═════ DATA SUPPLIED
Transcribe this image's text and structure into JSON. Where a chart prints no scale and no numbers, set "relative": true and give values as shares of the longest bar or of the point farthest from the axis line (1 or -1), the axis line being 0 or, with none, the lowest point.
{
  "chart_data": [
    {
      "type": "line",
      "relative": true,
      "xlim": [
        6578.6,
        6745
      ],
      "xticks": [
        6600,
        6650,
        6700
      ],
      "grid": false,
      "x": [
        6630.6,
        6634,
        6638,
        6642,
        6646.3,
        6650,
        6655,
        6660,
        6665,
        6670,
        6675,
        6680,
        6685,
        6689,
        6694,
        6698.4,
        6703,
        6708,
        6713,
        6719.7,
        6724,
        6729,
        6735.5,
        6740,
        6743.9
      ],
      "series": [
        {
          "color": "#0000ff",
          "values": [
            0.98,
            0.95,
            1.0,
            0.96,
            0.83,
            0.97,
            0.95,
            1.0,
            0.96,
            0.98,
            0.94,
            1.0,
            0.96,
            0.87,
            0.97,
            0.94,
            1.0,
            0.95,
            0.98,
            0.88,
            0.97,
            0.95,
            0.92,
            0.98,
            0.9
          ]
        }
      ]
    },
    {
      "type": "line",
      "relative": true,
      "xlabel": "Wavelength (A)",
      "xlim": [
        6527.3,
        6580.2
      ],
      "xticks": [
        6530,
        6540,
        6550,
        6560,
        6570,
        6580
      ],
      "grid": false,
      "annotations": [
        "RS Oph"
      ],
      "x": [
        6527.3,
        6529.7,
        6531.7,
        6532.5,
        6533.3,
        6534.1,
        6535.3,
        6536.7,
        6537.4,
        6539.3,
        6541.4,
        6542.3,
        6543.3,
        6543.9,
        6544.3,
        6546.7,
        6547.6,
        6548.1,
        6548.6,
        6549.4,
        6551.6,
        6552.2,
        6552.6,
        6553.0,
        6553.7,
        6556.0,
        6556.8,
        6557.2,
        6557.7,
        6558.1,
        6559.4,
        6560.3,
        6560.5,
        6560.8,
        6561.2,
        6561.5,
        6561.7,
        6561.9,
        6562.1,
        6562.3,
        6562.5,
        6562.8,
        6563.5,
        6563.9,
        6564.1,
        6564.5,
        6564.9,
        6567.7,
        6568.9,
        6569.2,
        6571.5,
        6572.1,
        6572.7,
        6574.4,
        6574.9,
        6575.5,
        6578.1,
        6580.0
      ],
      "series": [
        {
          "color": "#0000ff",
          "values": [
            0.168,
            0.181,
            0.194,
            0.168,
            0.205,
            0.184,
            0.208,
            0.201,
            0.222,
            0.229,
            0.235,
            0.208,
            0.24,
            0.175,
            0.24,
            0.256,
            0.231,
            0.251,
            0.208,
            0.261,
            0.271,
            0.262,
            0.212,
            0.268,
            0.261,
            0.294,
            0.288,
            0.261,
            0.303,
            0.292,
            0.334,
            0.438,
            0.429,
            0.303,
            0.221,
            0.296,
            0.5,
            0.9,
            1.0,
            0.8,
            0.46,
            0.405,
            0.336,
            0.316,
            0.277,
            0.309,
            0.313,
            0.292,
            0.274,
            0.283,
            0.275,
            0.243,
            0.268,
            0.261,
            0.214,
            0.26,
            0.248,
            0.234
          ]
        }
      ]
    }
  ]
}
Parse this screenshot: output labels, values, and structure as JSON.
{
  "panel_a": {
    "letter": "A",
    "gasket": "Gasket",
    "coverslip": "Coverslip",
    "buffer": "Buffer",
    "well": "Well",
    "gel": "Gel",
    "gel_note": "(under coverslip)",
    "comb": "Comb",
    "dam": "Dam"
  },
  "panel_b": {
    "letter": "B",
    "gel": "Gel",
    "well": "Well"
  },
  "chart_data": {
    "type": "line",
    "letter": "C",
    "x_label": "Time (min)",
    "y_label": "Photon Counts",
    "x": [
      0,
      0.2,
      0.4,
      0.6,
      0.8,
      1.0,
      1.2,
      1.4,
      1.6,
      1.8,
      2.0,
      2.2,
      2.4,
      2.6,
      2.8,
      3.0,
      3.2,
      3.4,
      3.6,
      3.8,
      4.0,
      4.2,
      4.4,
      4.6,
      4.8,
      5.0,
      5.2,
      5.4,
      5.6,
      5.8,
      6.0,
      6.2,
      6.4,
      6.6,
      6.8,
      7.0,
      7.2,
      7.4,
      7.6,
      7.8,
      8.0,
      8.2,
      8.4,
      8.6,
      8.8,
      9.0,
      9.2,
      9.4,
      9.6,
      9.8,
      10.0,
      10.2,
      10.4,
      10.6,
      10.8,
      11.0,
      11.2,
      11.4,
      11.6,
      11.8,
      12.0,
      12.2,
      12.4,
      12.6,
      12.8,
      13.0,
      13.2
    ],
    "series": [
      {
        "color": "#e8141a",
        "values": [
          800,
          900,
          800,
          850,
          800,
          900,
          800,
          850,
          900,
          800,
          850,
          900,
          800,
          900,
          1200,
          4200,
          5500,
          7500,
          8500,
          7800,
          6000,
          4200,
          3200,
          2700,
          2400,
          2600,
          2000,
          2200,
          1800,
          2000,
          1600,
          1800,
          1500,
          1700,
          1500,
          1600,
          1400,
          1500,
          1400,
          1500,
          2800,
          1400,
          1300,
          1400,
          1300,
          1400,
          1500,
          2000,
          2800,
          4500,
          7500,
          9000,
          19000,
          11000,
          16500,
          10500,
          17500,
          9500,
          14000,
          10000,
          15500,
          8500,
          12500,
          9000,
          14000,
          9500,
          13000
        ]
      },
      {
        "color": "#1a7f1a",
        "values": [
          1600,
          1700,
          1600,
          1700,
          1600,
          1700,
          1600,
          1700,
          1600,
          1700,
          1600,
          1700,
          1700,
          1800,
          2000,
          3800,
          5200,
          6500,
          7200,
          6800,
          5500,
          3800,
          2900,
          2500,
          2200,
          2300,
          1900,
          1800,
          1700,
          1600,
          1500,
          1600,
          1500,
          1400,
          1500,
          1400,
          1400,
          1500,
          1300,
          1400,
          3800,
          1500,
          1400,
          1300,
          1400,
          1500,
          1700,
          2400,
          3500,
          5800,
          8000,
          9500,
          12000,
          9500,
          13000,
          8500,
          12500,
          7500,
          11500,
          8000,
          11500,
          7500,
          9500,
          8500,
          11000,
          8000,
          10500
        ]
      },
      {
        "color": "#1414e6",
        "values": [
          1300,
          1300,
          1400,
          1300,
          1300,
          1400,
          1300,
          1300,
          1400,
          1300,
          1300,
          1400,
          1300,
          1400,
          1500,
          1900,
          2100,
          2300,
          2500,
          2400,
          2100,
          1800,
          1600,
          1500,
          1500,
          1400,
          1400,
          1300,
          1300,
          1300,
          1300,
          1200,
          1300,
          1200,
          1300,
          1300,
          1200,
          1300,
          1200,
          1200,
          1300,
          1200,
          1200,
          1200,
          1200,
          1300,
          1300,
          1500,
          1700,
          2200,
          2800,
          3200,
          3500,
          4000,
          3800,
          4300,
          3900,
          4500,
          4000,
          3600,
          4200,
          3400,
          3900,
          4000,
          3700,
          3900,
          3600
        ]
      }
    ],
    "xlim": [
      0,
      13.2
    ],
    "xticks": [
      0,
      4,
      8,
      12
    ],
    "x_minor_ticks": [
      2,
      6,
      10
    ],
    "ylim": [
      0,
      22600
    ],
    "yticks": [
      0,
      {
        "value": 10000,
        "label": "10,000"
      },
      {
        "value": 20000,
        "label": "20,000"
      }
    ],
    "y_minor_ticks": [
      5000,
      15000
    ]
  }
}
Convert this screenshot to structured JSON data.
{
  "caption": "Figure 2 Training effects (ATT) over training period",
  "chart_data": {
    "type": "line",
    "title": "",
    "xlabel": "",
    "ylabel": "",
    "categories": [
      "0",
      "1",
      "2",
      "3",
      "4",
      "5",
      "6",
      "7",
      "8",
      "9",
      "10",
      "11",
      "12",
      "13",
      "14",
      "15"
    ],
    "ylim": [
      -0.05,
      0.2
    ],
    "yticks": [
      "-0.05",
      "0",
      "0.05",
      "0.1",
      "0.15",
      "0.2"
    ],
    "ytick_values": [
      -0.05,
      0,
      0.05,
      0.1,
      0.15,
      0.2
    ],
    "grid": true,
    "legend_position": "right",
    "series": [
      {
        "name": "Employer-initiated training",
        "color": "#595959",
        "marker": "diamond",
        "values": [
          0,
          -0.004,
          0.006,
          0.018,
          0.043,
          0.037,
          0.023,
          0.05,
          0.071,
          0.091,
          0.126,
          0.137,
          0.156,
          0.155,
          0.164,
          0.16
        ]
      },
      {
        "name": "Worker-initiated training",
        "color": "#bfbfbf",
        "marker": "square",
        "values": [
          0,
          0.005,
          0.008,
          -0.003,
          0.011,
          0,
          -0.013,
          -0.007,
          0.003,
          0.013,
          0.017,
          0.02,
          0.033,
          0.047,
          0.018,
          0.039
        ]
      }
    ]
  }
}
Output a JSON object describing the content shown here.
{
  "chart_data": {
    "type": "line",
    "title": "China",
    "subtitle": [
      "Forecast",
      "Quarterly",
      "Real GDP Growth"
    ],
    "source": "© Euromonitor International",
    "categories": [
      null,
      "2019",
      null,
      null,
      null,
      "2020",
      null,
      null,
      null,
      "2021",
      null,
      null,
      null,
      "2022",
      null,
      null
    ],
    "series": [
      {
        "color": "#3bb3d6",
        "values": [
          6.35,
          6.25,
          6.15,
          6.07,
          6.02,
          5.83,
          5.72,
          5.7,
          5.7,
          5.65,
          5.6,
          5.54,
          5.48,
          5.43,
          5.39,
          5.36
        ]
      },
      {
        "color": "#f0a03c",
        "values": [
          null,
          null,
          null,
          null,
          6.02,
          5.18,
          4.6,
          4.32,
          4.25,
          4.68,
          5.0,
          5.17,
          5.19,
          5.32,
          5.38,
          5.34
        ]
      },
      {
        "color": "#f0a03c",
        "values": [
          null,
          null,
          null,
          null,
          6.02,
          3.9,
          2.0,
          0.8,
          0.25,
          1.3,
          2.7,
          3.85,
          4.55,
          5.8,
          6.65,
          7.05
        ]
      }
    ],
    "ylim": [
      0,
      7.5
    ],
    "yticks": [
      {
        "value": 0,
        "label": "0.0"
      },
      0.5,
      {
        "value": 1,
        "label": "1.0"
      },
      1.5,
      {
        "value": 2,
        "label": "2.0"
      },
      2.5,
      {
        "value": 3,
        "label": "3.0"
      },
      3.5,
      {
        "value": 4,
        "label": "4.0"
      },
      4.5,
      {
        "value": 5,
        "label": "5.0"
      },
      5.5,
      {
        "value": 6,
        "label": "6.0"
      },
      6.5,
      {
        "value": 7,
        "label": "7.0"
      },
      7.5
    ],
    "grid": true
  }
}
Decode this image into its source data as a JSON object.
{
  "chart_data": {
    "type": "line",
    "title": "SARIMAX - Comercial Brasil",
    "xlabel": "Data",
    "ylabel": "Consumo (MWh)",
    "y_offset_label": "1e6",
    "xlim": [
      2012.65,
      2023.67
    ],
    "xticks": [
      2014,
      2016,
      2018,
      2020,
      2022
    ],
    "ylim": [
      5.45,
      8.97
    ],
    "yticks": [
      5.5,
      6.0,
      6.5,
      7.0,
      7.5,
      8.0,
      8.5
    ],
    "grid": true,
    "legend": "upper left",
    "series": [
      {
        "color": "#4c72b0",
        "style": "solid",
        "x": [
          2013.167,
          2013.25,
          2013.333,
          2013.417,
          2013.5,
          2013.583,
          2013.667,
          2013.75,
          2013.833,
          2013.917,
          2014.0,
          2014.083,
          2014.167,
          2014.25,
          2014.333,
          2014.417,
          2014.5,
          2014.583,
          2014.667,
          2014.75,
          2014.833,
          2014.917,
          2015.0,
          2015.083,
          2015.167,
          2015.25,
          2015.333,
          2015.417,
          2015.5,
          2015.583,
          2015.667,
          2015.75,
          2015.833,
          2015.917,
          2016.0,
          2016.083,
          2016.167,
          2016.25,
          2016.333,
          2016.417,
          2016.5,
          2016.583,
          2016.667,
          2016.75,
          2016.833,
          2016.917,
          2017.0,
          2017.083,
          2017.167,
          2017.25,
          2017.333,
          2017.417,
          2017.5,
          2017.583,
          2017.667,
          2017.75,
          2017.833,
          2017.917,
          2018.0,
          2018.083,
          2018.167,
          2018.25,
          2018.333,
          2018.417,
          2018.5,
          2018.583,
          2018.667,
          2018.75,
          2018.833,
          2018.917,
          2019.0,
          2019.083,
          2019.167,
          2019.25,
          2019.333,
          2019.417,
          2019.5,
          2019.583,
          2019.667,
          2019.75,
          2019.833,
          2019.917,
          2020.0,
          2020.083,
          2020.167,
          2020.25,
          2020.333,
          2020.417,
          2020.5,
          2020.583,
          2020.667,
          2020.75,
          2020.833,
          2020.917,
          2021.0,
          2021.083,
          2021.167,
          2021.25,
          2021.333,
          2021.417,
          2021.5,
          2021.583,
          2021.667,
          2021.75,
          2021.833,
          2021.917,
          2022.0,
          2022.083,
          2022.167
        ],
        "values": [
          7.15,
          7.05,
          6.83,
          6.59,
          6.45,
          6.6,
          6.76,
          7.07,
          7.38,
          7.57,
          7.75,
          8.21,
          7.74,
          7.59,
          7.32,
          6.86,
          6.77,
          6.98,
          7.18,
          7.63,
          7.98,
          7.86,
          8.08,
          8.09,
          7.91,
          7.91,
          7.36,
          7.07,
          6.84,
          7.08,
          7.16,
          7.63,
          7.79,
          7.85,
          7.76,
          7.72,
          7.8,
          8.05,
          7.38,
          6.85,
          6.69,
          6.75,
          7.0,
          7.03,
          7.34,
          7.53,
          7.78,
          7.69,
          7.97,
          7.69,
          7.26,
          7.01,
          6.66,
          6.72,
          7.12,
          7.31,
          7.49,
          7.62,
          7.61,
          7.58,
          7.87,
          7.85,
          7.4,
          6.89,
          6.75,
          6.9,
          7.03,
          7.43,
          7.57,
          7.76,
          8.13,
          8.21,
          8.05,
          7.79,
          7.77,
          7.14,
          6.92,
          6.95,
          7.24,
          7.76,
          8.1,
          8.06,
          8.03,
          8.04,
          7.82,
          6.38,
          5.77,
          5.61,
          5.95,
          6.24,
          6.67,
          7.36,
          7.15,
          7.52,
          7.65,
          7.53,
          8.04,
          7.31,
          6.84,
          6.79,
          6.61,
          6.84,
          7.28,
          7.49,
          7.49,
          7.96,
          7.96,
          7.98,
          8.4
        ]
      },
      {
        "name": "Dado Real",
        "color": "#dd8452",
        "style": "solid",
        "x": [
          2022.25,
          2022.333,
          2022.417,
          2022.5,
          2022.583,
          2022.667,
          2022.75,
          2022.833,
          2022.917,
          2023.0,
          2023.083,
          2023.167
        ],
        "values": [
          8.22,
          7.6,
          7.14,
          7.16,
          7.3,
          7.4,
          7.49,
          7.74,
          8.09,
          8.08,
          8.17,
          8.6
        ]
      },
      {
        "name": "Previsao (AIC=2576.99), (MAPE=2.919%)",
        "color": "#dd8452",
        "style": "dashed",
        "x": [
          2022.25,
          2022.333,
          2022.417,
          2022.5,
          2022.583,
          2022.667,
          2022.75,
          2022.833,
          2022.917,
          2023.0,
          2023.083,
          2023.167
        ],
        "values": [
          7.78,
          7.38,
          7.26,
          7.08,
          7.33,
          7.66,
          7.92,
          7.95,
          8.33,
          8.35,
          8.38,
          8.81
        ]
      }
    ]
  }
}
══════════
▶ [TASK BRIEF]
Pull out all lines from the entries above that include the word "name".

▶ [REPLY TO THE TASK]
        "name": "Employer-initiated training",
        "name": "Worker-initiated training",
        "name": "Dado Real",
        "name": "Previsao (AIC=2576.99), (MAPE=2.919%)",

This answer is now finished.